-- Start Source material --

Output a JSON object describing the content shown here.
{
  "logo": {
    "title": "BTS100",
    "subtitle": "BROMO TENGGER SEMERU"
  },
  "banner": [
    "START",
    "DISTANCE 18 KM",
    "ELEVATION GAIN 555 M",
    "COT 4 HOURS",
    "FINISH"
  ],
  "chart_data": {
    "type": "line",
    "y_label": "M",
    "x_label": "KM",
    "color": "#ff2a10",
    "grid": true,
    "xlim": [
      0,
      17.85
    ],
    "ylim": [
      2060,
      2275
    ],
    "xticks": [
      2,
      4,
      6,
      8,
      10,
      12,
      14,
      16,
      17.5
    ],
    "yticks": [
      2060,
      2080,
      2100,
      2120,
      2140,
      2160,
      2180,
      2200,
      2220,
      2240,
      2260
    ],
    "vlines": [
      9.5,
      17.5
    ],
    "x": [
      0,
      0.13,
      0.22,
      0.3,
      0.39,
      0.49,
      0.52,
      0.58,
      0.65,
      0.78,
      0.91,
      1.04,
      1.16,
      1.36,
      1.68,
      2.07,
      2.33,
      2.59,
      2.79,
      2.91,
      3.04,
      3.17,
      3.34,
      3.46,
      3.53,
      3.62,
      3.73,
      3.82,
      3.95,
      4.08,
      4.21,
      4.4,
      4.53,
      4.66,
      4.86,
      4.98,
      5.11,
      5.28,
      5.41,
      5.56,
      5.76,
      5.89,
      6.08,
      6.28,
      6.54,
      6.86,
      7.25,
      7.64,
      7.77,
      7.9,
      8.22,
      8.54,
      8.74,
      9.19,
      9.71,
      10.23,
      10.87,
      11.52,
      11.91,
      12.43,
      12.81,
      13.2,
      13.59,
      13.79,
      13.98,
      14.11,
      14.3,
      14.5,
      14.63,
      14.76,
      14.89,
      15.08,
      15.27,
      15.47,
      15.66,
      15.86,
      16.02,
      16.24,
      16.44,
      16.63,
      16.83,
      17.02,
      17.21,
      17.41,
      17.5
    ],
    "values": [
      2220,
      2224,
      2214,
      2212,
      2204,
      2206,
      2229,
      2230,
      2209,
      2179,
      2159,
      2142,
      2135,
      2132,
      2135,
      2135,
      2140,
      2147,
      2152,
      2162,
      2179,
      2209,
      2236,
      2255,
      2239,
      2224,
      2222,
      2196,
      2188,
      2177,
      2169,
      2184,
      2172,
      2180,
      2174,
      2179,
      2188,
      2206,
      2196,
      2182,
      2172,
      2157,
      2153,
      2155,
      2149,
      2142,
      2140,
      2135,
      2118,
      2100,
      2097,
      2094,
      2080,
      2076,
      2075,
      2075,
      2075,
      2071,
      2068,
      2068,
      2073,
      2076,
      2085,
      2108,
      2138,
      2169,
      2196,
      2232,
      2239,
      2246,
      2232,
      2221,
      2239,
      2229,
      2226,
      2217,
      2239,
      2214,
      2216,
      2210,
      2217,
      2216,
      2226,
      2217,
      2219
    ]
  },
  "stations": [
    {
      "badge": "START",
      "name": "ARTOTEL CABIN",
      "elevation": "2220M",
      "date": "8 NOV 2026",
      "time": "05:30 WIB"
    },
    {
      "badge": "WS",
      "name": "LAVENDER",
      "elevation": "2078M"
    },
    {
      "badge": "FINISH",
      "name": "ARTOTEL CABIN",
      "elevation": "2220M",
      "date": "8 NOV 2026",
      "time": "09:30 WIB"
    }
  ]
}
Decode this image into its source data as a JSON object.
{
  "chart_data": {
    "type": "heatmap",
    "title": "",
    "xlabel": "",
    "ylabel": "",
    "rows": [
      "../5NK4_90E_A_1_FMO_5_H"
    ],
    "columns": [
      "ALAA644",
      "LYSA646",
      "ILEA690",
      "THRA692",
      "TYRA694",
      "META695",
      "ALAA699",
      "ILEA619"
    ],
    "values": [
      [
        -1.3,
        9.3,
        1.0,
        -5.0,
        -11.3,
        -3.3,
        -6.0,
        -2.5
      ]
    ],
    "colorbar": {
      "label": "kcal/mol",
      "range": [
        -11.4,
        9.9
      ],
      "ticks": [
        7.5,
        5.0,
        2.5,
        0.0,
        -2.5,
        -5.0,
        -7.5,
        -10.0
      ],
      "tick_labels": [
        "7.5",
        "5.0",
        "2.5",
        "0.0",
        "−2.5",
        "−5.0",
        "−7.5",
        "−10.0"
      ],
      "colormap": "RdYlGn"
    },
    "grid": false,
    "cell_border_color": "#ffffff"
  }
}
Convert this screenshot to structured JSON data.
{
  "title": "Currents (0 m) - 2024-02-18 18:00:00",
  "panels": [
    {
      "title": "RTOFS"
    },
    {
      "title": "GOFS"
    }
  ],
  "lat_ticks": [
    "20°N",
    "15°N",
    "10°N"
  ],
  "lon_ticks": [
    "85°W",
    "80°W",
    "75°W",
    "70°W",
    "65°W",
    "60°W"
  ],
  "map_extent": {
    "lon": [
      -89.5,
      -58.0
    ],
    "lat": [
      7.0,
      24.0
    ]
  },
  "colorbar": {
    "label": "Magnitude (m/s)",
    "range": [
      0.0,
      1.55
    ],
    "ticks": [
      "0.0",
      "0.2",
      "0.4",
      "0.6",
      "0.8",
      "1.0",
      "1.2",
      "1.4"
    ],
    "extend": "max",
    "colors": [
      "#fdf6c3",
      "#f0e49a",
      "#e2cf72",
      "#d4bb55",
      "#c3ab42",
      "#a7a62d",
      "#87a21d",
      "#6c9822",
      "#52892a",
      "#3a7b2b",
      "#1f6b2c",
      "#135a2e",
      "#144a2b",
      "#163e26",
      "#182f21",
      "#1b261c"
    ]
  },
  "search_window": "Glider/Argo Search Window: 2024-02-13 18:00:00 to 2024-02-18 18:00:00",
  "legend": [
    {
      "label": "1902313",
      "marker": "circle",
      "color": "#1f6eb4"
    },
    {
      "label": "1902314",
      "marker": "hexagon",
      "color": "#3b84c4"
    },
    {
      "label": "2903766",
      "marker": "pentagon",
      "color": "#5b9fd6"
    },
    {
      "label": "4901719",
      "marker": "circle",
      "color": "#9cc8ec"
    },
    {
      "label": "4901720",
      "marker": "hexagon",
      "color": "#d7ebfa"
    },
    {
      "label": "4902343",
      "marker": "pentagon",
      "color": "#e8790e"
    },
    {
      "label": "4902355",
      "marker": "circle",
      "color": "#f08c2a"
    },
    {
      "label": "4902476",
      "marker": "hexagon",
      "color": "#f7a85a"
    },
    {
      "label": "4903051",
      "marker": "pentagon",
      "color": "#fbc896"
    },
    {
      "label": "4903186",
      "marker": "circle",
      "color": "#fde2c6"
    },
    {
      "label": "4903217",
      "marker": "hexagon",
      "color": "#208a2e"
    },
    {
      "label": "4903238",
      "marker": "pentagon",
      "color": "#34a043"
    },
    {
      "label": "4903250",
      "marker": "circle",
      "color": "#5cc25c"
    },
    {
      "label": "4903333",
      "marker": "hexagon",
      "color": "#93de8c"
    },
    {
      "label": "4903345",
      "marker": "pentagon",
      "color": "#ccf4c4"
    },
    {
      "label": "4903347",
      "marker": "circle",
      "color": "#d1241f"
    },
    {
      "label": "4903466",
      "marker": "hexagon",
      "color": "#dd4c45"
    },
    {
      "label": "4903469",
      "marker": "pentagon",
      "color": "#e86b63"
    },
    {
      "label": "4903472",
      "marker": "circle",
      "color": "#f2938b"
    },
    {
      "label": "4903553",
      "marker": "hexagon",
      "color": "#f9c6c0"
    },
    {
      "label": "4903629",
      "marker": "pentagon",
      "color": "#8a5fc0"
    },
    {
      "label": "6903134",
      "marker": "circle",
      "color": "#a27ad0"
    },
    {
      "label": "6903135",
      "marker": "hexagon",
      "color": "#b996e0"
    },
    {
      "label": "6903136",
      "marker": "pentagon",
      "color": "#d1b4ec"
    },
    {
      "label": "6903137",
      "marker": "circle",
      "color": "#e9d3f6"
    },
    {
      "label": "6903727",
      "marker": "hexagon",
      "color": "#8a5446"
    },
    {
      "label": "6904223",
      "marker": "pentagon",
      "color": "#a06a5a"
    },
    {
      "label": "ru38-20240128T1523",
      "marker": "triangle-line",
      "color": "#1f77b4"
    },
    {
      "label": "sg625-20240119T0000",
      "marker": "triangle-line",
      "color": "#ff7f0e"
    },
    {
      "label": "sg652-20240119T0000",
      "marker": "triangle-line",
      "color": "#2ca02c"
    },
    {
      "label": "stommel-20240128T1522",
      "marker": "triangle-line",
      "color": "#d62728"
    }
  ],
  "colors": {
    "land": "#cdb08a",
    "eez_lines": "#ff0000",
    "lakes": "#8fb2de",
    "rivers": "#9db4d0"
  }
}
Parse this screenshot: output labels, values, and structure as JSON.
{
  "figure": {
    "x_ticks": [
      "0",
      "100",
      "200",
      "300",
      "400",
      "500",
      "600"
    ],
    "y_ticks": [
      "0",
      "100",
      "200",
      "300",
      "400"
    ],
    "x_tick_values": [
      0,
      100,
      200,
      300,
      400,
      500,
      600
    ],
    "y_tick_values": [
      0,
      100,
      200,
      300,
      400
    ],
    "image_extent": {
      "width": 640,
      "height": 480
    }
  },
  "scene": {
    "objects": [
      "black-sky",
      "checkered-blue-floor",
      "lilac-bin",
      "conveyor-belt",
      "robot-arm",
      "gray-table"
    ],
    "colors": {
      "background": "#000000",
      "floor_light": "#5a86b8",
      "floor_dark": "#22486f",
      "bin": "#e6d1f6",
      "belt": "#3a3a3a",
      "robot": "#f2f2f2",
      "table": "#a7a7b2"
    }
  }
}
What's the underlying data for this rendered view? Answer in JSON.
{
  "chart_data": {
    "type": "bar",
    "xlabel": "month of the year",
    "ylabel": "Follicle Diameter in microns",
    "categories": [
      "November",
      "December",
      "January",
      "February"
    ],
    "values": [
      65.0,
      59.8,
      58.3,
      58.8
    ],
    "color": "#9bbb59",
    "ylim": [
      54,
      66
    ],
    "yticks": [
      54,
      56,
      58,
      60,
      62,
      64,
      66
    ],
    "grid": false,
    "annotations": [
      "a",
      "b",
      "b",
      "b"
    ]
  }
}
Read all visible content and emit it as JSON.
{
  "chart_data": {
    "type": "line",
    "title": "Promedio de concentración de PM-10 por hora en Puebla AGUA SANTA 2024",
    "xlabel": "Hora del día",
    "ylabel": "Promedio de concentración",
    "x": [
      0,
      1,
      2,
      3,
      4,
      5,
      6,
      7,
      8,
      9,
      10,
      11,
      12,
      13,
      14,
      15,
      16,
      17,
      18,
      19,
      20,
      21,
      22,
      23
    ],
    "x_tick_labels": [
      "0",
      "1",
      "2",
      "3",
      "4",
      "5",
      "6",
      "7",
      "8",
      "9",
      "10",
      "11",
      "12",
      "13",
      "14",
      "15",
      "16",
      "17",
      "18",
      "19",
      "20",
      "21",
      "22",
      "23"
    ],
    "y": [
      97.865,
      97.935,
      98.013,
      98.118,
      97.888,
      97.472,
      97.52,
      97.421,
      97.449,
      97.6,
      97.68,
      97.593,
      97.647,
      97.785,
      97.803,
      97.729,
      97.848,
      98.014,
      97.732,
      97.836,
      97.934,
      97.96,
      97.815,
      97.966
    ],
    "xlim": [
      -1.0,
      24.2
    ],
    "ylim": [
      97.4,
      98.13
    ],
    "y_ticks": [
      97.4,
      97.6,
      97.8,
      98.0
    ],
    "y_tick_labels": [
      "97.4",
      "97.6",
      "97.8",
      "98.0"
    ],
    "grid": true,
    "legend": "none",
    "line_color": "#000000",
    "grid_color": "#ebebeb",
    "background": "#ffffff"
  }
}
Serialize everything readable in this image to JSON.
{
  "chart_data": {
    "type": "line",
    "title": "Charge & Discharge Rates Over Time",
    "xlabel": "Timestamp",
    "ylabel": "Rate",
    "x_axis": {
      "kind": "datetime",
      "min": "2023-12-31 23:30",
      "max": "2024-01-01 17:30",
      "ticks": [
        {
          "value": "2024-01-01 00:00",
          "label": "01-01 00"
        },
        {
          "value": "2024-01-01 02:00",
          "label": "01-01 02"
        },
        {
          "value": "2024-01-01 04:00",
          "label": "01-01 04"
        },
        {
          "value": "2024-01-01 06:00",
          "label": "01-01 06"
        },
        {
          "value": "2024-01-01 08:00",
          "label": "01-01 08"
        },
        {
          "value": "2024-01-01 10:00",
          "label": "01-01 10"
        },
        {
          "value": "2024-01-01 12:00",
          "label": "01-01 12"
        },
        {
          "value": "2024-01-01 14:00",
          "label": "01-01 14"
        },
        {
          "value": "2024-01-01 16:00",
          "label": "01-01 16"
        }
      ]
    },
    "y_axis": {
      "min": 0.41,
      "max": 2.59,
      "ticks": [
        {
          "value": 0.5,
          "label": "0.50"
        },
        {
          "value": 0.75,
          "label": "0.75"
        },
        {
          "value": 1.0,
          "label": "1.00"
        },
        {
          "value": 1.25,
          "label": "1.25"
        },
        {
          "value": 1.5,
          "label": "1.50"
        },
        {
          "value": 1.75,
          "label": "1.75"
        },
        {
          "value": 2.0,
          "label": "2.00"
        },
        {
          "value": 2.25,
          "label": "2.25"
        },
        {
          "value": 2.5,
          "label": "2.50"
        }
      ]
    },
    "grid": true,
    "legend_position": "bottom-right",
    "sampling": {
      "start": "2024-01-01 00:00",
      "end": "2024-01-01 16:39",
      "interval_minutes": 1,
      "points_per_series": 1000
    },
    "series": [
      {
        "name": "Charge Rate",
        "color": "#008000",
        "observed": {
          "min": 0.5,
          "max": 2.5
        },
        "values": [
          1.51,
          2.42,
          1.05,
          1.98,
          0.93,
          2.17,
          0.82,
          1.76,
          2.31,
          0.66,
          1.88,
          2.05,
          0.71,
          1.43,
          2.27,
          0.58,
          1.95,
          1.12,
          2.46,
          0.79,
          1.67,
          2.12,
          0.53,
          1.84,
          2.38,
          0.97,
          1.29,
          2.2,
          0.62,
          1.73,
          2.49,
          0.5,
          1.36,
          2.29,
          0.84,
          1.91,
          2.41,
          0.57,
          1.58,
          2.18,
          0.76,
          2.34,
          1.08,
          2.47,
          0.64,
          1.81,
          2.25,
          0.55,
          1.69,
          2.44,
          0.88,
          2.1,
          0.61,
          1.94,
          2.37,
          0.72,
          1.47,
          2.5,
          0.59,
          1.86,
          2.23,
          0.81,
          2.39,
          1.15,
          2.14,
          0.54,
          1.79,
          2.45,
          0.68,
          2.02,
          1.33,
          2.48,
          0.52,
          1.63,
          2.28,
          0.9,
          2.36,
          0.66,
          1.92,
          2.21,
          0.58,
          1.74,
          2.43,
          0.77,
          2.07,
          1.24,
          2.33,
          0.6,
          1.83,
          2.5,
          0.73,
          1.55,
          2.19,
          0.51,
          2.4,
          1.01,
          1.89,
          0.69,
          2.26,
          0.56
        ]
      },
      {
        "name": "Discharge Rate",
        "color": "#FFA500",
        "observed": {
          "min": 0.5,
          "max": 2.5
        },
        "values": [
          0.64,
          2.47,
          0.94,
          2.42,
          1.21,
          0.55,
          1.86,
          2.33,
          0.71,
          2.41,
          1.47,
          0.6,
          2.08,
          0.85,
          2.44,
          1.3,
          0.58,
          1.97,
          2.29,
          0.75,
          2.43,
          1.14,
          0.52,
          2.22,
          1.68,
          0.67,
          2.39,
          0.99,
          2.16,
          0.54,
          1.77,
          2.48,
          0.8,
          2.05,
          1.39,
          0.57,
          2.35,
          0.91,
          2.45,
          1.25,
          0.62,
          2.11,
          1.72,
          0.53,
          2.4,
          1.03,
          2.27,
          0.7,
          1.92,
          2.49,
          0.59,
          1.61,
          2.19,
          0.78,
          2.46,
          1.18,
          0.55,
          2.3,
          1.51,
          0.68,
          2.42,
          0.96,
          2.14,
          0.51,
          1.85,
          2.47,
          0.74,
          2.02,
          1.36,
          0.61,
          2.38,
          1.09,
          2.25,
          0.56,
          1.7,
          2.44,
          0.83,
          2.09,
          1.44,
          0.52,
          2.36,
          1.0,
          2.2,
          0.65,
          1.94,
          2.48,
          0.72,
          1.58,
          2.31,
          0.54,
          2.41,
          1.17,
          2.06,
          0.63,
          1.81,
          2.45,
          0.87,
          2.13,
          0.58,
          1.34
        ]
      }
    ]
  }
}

-- End Source material --

__Task details__: Work out the number of lines in this listing that include the word "screenshot". Reply with that number only.

__Solution to this task__: 2